Copy out all the data, word for word.

DATA SHOWN =>

'''

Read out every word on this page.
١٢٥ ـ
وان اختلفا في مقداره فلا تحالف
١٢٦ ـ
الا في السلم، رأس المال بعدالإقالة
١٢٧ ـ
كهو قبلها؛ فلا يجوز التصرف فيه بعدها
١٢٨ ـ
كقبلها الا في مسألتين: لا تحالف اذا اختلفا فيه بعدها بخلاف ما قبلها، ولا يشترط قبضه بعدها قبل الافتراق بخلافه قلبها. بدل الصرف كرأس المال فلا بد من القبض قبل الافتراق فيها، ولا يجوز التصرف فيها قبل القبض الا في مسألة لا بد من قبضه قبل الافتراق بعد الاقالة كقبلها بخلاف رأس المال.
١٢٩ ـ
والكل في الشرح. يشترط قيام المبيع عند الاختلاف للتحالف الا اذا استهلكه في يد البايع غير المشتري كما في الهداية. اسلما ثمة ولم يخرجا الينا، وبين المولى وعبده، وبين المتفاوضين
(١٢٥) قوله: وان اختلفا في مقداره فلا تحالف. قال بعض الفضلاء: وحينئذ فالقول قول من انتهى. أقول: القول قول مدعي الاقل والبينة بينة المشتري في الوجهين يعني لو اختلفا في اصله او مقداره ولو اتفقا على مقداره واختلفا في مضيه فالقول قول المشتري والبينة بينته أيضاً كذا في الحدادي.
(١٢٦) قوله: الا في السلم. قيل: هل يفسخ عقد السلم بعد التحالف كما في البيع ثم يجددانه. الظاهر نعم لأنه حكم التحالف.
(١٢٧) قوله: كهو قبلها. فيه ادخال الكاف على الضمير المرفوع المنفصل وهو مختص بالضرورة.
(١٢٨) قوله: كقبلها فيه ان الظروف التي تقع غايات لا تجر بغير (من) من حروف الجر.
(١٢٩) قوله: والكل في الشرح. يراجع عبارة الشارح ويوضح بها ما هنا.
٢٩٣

'''

RESPONSE =>
Read out every word on this page.
١٢٥ ـ
وان اختلفا في مقداره فلا تحالف
١٢٦ ـ
الا في السلم، رأس المال بعدالإقالة
١٢٧ ـ
كهو قبلها؛ فلا يجوز التصرف فيه بعدها
١٢٨ ـ
كقبلها الا في مسألتين: لا تحالف اذا اختلفا فيه بعدها بخلاف ما قبلها، ولا يشترط قبضه بعدها قبل الافتراق بخلافه قلبها. بدل الصرف كرأس المال فلا بد من القبض قبل الافتراق فيها، ولا يجوز التصرف فيها قبل القبض الا في مسألة لا بد من قبضه قبل الافتراق بعد الاقالة كقبلها بخلاف رأس المال.
١٢٩ ـ
والكل في الشرح. يشترط قيام المبيع عند الاختلاف للتحالف الا اذا استهلكه في يد البايع غير المشتري كما في الهداية. اسلما ثمة ولم يخرجا الينا، وبين المولى وعبده، وبين المتفاوضين
(١٢٥) قوله: وان اختلفا في مقداره فلا تحالف. قال بعض الفضلاء: وحينئذ فالقول قول من انتهى. أقول: القول قول مدعي الاقل والبينة بينة المشتري في الوجهين يعني لو اختلفا في اصله او مقداره ولو اتفقا على مقداره واختلفا في مضيه فالقول قول المشتري والبينة بينته أيضاً كذا في الحدادي.
(١٢٦) قوله: الا في السلم. قيل: هل يفسخ عقد السلم بعد التحالف كما في البيع ثم يجددانه. الظاهر نعم لأنه حكم التحالف.
(١٢٧) قوله: كهو قبلها. فيه ادخال الكاف على الضمير المرفوع المنفصل وهو مختص بالضرورة.
(١٢٨) قوله: كقبلها فيه ان الظروف التي تقع غايات لا تجر بغير (من) من حروف الجر.
(١٢٩) قوله: والكل في الشرح. يراجع عبارة الشارح ويوضح بها ما هنا.
٢٩٣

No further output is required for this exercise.